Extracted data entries
>>>

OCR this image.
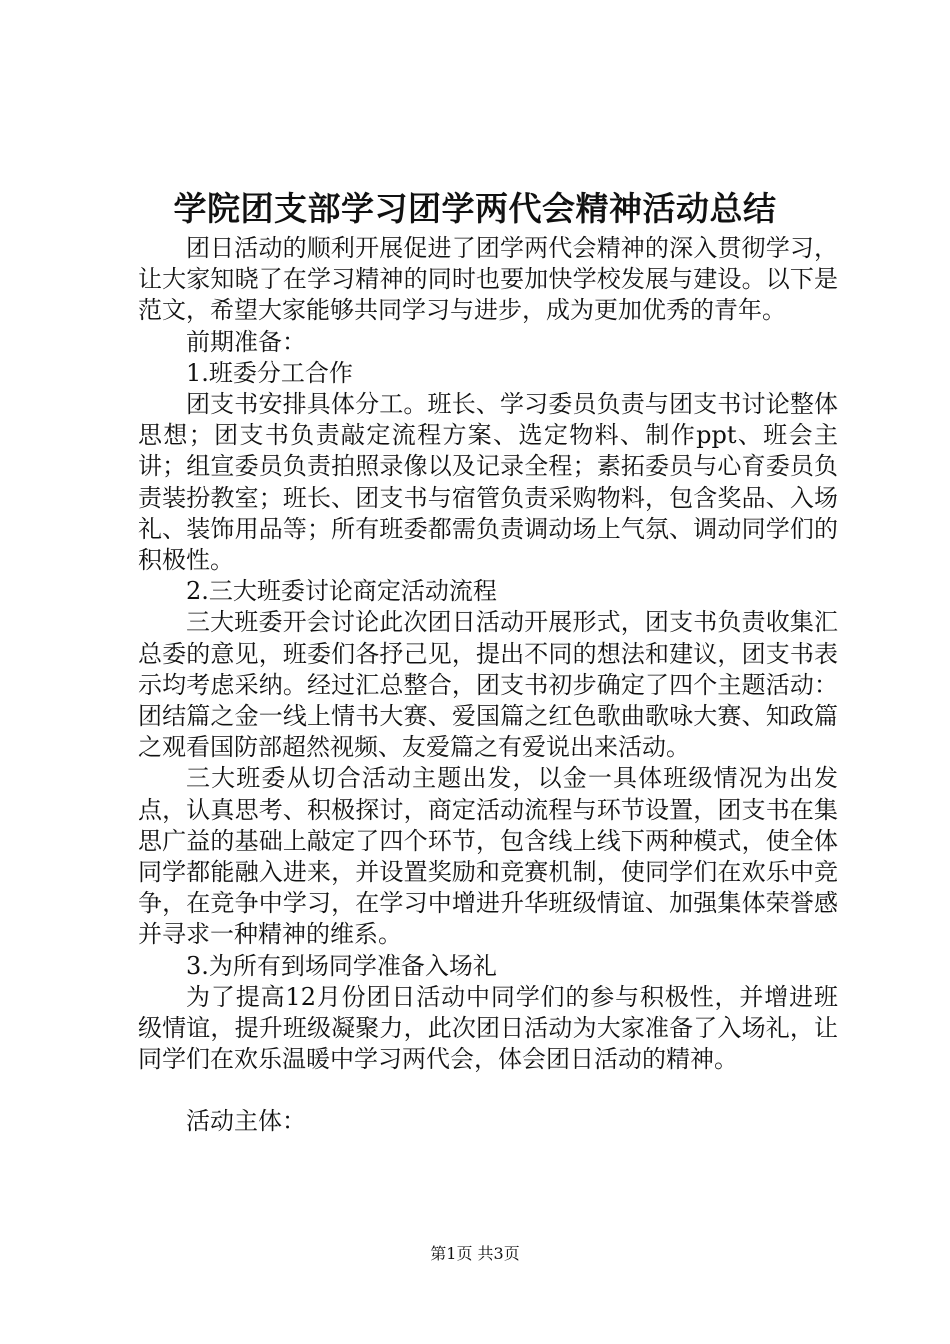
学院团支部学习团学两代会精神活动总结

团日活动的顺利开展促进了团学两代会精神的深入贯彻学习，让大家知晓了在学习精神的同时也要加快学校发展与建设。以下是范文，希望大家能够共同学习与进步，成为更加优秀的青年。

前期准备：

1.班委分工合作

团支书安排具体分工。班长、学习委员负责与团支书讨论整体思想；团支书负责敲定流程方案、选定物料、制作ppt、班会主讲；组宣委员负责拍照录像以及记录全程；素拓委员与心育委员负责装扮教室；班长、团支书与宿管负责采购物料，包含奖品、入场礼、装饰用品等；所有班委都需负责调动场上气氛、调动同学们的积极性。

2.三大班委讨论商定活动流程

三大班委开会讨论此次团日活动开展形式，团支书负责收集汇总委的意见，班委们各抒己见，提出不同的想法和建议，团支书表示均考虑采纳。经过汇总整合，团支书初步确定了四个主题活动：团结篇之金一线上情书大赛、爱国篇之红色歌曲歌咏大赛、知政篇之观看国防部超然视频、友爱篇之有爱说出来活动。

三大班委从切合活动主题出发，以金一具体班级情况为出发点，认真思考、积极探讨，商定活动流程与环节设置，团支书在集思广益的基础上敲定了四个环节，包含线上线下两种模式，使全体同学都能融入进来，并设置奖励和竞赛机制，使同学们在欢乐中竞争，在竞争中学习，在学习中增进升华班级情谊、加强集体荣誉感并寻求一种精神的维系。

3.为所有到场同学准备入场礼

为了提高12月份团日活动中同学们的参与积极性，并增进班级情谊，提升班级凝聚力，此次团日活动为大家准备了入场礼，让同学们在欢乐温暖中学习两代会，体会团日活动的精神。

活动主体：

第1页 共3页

<<<
>>>

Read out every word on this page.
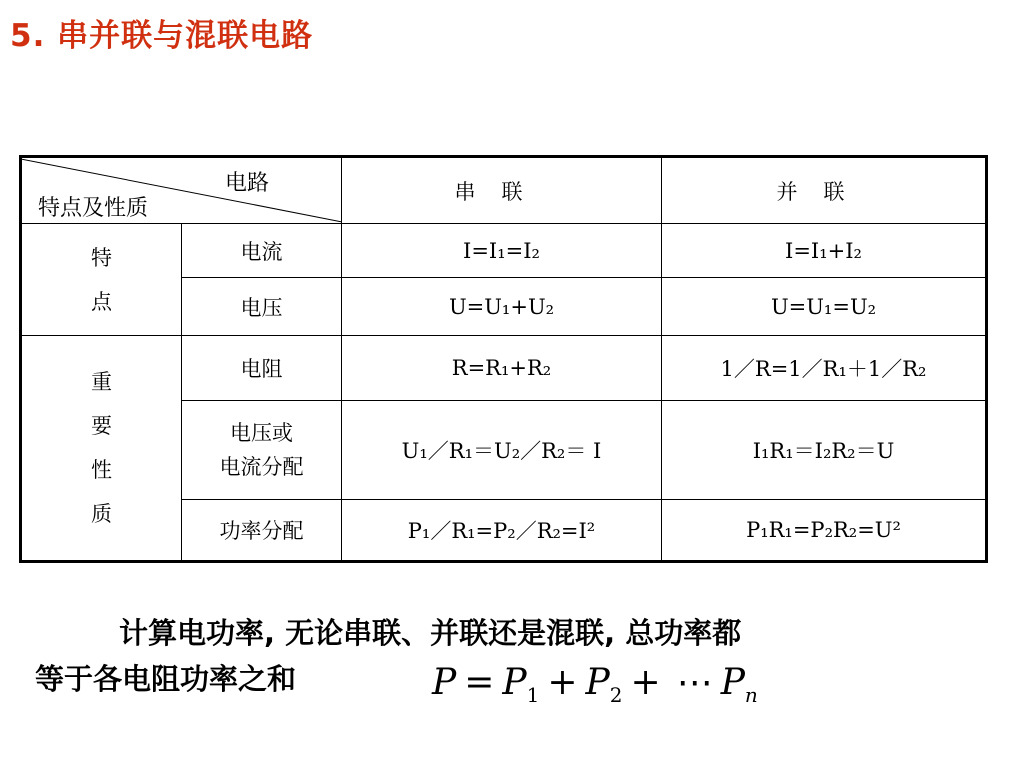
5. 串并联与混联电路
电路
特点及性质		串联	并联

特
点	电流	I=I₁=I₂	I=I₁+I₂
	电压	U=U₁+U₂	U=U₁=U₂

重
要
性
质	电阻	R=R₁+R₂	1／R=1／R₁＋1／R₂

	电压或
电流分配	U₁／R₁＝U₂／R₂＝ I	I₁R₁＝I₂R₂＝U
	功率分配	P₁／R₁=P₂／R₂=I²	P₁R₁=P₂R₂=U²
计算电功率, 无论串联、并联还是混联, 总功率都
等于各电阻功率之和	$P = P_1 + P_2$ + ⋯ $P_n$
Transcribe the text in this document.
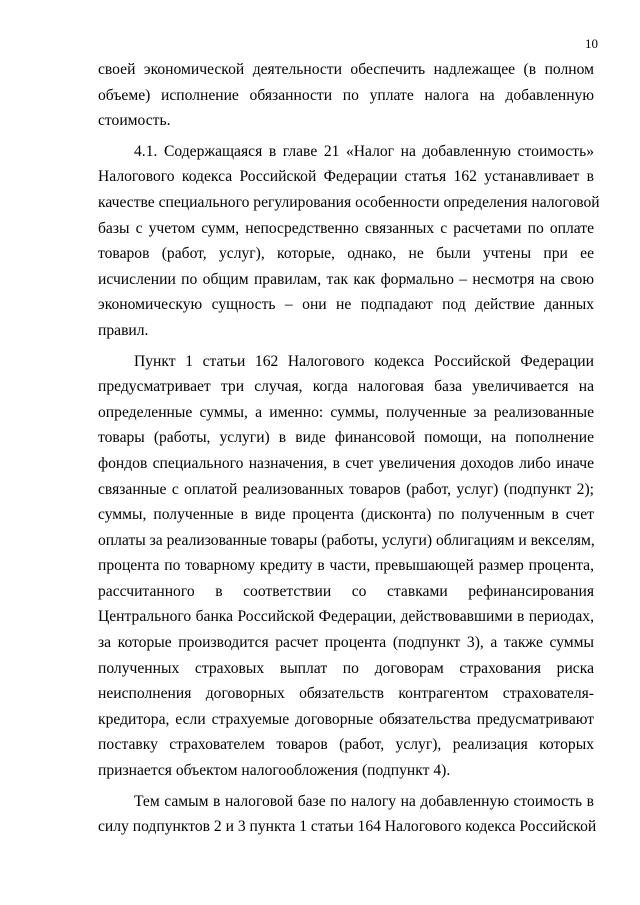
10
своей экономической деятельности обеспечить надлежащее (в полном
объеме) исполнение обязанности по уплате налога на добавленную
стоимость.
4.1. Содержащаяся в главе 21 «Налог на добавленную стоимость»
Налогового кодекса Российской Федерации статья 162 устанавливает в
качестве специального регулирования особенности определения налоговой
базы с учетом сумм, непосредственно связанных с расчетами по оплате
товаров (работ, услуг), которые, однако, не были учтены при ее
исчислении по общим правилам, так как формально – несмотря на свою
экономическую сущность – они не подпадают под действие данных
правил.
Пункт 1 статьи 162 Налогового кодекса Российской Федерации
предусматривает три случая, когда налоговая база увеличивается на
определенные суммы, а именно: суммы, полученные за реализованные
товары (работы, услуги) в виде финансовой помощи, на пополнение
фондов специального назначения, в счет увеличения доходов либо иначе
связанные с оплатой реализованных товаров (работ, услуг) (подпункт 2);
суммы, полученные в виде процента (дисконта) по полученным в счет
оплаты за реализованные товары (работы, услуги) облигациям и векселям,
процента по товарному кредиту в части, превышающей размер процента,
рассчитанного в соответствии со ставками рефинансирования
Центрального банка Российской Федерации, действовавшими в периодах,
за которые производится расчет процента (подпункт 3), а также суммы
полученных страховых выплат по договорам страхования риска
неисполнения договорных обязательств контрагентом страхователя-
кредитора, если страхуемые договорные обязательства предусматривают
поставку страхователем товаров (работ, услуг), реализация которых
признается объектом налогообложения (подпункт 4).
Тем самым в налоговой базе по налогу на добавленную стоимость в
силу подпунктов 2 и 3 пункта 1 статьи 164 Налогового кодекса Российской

<<<
>>>

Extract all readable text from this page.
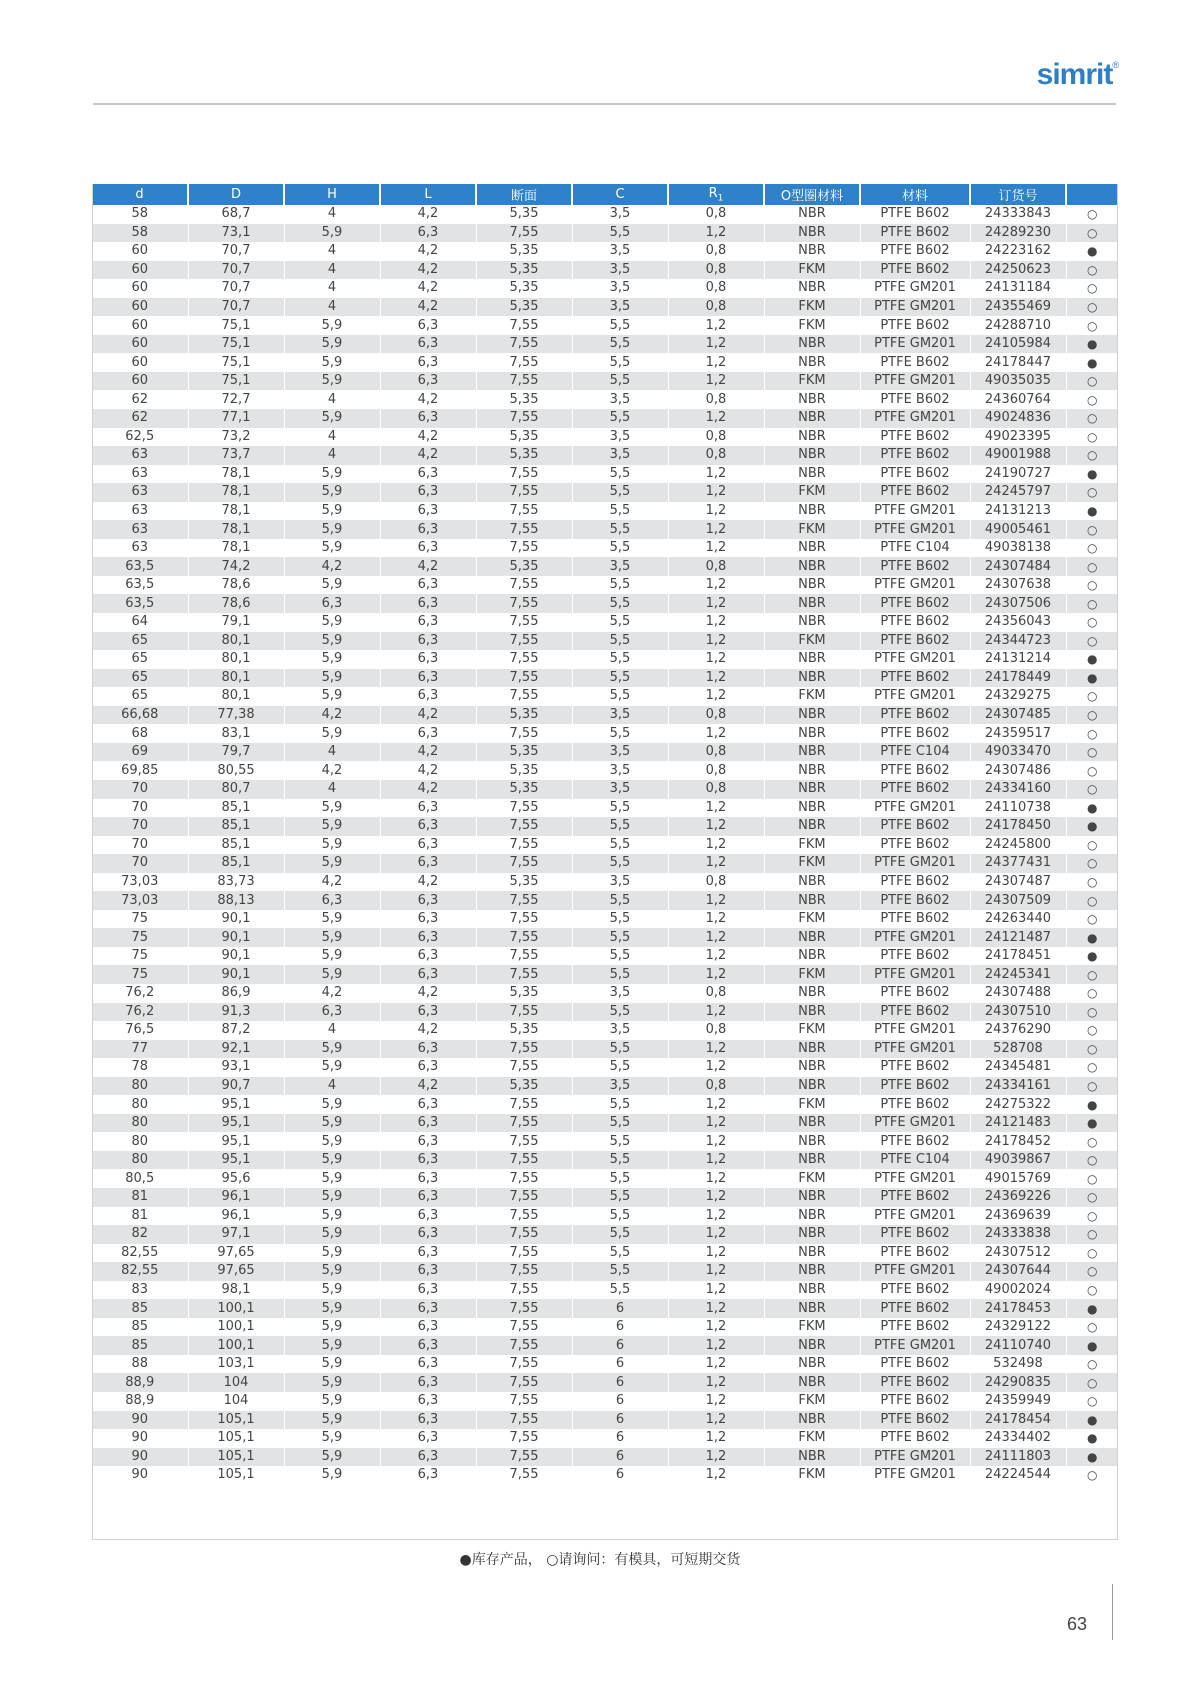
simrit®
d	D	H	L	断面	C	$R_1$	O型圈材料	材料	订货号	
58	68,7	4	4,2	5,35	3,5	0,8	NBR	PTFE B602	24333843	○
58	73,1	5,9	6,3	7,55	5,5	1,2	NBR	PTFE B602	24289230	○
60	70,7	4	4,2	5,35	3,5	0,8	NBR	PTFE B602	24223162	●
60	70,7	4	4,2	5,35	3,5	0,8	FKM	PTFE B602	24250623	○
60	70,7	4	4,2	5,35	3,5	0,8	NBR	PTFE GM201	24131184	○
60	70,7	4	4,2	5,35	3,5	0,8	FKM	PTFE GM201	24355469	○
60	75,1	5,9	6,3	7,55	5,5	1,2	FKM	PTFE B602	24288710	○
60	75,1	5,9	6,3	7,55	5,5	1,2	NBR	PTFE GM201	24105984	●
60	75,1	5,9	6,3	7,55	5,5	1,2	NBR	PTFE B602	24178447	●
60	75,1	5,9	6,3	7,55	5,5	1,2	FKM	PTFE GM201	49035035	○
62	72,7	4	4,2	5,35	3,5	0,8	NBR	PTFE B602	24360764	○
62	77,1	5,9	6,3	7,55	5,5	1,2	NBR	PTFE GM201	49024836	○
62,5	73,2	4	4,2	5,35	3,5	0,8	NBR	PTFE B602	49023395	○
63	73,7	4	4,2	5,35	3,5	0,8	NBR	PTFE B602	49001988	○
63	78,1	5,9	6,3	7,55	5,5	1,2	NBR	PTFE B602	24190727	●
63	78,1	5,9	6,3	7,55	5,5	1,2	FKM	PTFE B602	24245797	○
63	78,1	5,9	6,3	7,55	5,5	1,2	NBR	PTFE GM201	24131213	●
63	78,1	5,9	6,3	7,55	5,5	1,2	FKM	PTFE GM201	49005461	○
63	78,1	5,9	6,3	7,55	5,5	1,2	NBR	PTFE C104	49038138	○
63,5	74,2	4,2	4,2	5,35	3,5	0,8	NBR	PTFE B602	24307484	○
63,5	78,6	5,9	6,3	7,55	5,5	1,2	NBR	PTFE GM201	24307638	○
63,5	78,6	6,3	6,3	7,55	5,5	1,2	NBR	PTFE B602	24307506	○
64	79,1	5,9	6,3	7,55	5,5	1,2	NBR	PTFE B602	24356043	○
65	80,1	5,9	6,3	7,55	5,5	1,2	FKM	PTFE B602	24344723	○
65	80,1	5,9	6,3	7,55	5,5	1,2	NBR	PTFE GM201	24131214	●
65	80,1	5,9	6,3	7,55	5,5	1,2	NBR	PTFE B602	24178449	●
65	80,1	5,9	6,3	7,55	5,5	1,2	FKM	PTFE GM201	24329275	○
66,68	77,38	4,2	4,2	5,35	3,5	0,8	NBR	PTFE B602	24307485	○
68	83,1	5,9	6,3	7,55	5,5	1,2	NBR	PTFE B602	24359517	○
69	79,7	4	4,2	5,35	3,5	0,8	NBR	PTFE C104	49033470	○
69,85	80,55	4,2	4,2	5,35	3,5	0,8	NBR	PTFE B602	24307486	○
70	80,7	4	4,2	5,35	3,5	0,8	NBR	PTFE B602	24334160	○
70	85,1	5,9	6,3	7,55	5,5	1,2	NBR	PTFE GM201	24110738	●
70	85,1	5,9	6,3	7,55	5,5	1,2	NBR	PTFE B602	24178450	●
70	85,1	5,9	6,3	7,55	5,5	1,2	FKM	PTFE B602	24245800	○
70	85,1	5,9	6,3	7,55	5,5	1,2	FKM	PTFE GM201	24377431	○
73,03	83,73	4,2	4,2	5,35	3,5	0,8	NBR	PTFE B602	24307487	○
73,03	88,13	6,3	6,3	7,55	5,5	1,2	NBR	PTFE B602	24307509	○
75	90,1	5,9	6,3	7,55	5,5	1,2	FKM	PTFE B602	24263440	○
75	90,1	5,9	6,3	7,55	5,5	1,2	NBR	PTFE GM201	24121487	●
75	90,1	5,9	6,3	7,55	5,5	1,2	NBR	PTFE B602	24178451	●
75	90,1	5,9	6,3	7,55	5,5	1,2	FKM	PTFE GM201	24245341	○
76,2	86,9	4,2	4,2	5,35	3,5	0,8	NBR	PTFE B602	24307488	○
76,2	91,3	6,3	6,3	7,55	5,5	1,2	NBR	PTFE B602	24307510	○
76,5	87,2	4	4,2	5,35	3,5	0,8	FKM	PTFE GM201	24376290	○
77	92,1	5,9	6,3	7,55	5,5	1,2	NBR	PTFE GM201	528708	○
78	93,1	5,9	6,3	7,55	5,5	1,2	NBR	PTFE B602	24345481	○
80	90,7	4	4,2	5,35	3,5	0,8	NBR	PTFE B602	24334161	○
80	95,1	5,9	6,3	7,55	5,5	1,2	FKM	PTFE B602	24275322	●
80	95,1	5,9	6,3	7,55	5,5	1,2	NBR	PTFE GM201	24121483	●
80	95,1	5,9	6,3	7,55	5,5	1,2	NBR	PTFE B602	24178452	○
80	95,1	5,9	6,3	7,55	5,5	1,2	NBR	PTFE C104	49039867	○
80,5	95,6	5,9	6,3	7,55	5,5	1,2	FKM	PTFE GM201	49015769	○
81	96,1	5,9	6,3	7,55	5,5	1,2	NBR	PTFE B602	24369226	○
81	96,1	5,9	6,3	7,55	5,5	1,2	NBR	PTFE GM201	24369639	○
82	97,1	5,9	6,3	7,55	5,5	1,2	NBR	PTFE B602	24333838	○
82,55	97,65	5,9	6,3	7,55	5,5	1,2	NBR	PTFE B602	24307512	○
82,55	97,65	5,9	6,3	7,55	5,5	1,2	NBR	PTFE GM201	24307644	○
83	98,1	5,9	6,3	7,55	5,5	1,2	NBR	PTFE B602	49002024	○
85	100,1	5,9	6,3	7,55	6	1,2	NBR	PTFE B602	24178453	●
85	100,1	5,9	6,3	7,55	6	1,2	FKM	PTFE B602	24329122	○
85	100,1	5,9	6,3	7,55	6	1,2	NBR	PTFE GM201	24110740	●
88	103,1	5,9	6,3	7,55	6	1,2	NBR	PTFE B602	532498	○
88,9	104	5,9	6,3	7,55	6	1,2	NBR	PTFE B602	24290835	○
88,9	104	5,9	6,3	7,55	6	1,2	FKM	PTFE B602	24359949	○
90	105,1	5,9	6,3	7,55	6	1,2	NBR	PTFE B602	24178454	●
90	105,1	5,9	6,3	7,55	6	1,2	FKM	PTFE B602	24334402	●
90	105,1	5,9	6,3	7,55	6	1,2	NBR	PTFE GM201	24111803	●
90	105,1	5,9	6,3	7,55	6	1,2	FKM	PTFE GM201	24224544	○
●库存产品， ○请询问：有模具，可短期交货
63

<<<

→ Exercise directions:
Lines from the records above that hold "услуги" are the ones to list.

→ Result:
товары (работы, услуги) в виде финансовой помощи, на пополнение
оплаты за реализованные товары (работы, услуги) облигациям и векселям,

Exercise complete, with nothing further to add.